**TEKST**
□ □ □ □

Voor mij is het ook voor het eerst in mijn leven dat ik een ernstige crisis meemaak. Ik ben 38 jaar, een kind van de tachtiger jaren. Ik heb geen oorlog meegemaakt en geen honger gekend. Ik profiteer van de verworven vrijheid die wij, dit jaar 75 jaar na de Tweede Wereldoorlog, herdenken en mogen vieren. Mijn voorgangster, Nicole Spaans, heeft er een indrukwekkende tentoonstelling aan gewijd: Schuilen – onderduik in Culemborg 40- 45. Op de zolder van het museum zijn schuilplekken gereconstrueerd. Je kunt als bezoeker ervaren hoe het is om je te moeten verstoppen achter een schilderij of een dubbele wand.
Nu schuilen wij in onze huizen. Vanuit mijn eigen huis ben ik begonnen met het schrijven van ouderwetse brieven. Brieven aan de vrijwilligers van het het museum. Brieven aan mensen in de stad, de juf, de verpleegster, de dominee. Ik hoop de stad en haar inwoners zo, hetzij op afstand, beter te leren kennen. Hoe ervaren zij deze ‘rare tijd’? Wat zijn hun zorgen en wat doet een crisis als deze met de Culemborgers?

□ □ □ □

**GEGEVEN REGELS**
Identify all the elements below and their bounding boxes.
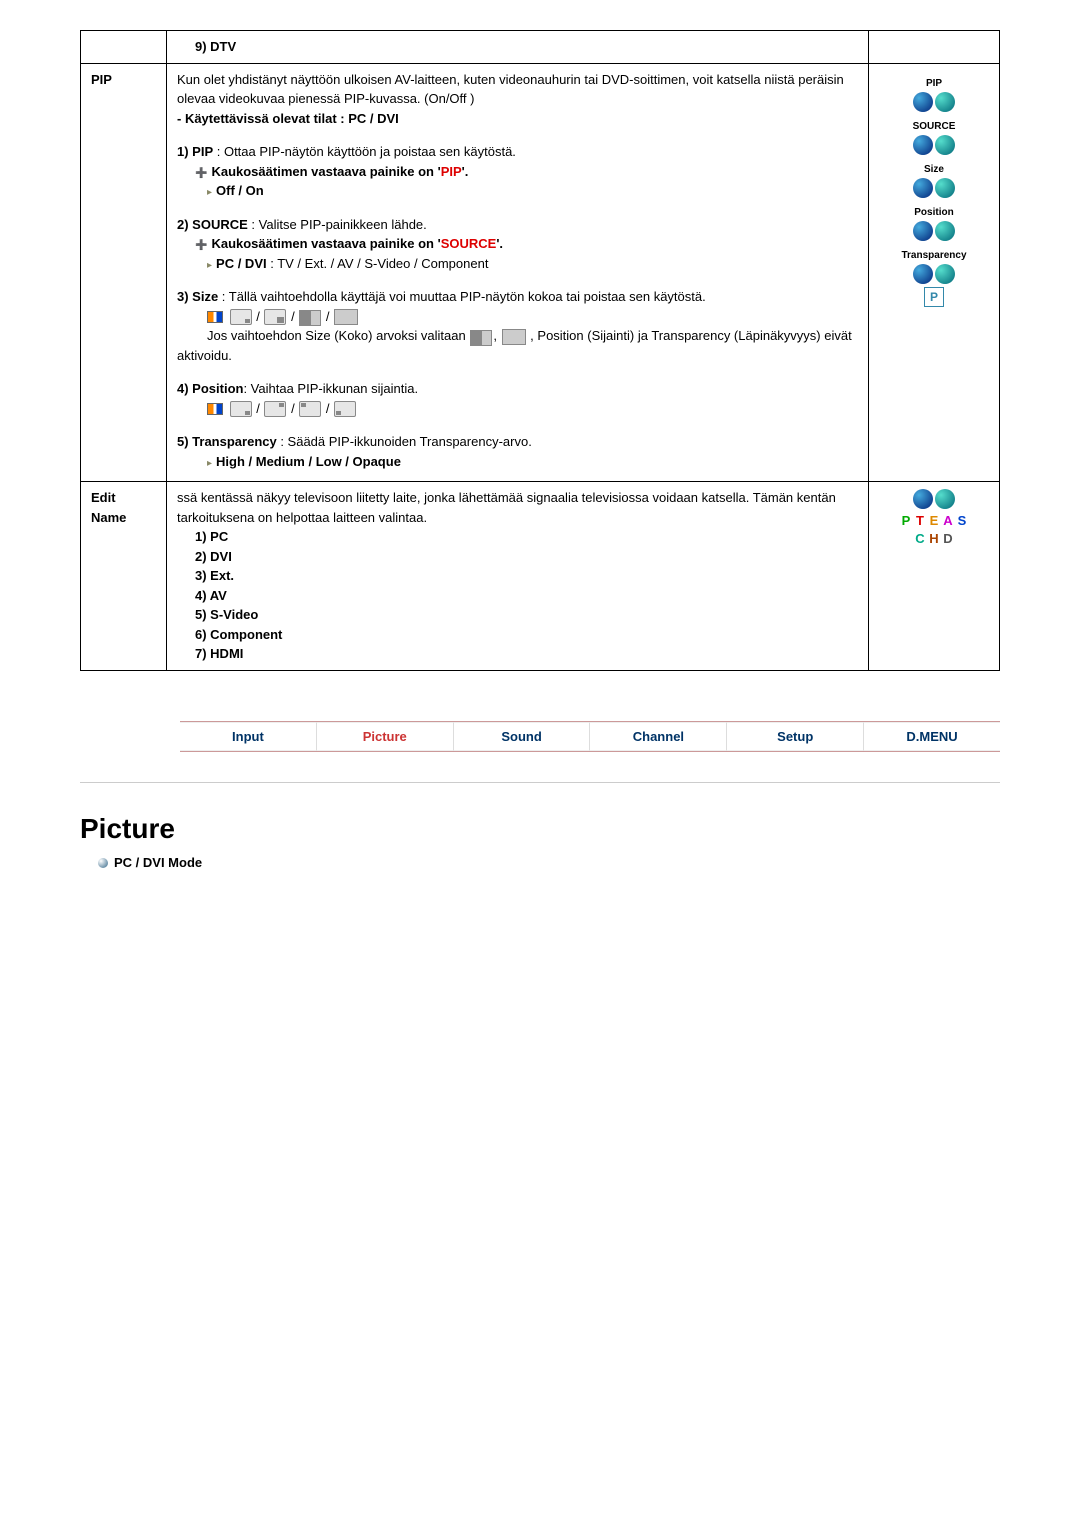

□ □ □ □

**DE OPDRACHTEN**
A: Vat de tekst over schuilen in Culemborg samen in twee zinnen.
B: Breid de tekst over schuilen in Culemborg uit met een vervolg na de laatste zin.

**EINDRESULTATEN**
A: De 38-jarige ik-figuur maakt voor het eerst een ernstige crisis mee en noemt de tentoonstelling Schuilen – onderduik in Culemborg 40-45 van voorgangster Nicole Spaans, waarvoor op de museumzolder schuilplekken zijn gereconstrueerd. Nu iedereen in huis schuilt, schrijft de ik-figuur ouderwetse brieven aan vrijwilligers van het museum en aan mensen in de stad, om te horen hoe Culemborgers deze tijd ervaren en wat hun zorgen zijn.

B:
Ik zie uit naar de dag dat de deuren van het museum weer open mogen. Ik vanuit het Weescafé de geur van taart en koffie ruik. Lachende kinderen hoor in het atelier en bezoekers de tentoonstelling Schuilen mag laten zien. Ik zal dan terugdenken aan deze ‘rare tijd’, een periode die in de geschiedenisboeken zal verschijnen en waar, over een tijd, vast en zeker tentoonstellingen over gemaakt zullen worden.